• _YOUR TASK_
Copy out every record below exactly as written, but leave out any pictures.

- - - - -

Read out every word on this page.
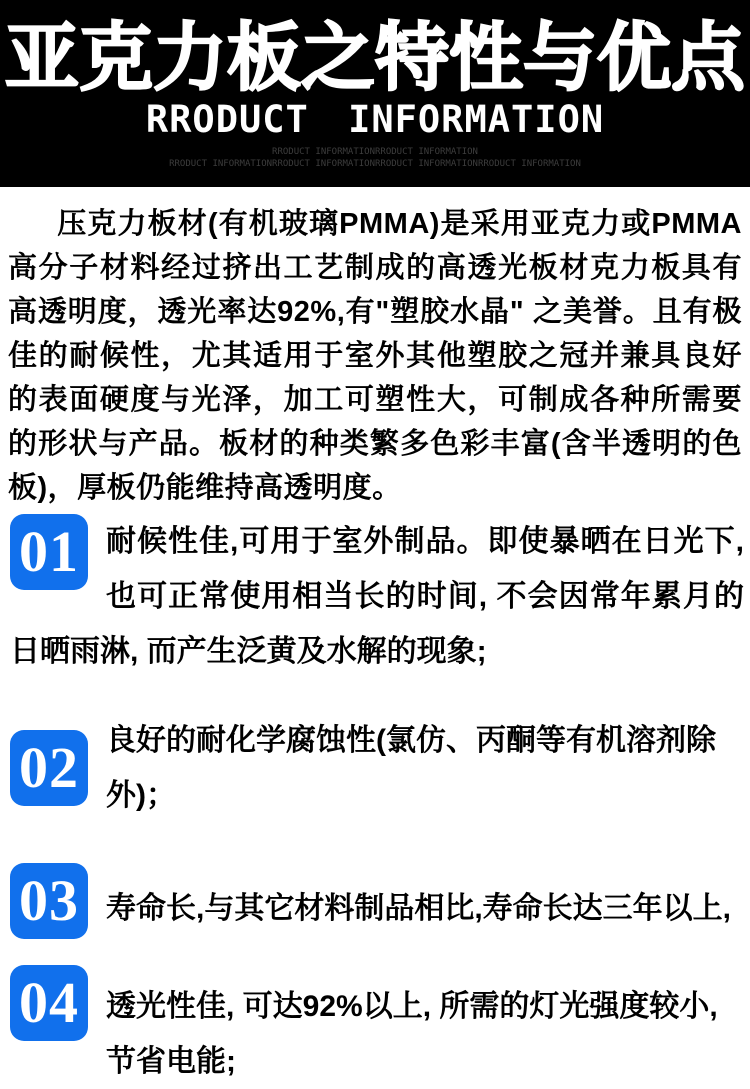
亚克力板之特性与优点
RRODUCT INFORMATION
RRODUCT INFORMATIONRRODUCT INFORMATION
RRODUCT INFORMATIONRRODUCT INFORMATIONRRODUCT INFORMATIONRRODUCT INFORMATION

压克力板材(有机玻璃PMMA)是采用亚克力或PMMA高分子材料经过挤出工艺制成的高透光板材克力板具有高透明度，透光率达92%,有"塑胶水晶" 之美誉。且有极佳的耐候性，尤其适用于室外其他塑胶之冠并兼具良好的表面硬度与光泽，加工可塑性大，可制成各种所需要的形状与产品。板材的种类繁多色彩丰富(含半透明的色板)，厚板仍能维持高透明度。

01 耐候性佳,可用于室外制品。即使暴晒在日光下,也可正常使用相当长的时间, 不会因常年累月的日晒雨淋, 而产生泛黄及水解的现象;

02 良好的耐化学腐蚀性(氯仿、丙酮等有机溶剂除外)；

03 寿命长,与其它材料制品相比,寿命长达三年以上,

04 透光性佳, 可达92%以上, 所需的灯光强度较小, 节省电能;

- - - - -

• _WRITTEN ANSWER_
Read out every word on this page.
亚克力板之特性与优点
RRODUCT INFORMATION
RRODUCT INFORMATIONRRODUCT INFORMATION
RRODUCT INFORMATIONRRODUCT INFORMATIONRRODUCT INFORMATIONRRODUCT INFORMATION

压克力板材(有机玻璃PMMA)是采用亚克力或PMMA高分子材料经过挤出工艺制成的高透光板材克力板具有高透明度，透光率达92%,有"塑胶水晶" 之美誉。且有极佳的耐候性，尤其适用于室外其他塑胶之冠并兼具良好的表面硬度与光泽，加工可塑性大，可制成各种所需要的形状与产品。板材的种类繁多色彩丰富(含半透明的色板)，厚板仍能维持高透明度。

01 耐候性佳,可用于室外制品。即使暴晒在日光下,也可正常使用相当长的时间, 不会因常年累月的日晒雨淋, 而产生泛黄及水解的现象;

02 良好的耐化学腐蚀性(氯仿、丙酮等有机溶剂除外)；

03 寿命长,与其它材料制品相比,寿命长达三年以上,

04 透光性佳, 可达92%以上, 所需的灯光强度较小, 节省电能;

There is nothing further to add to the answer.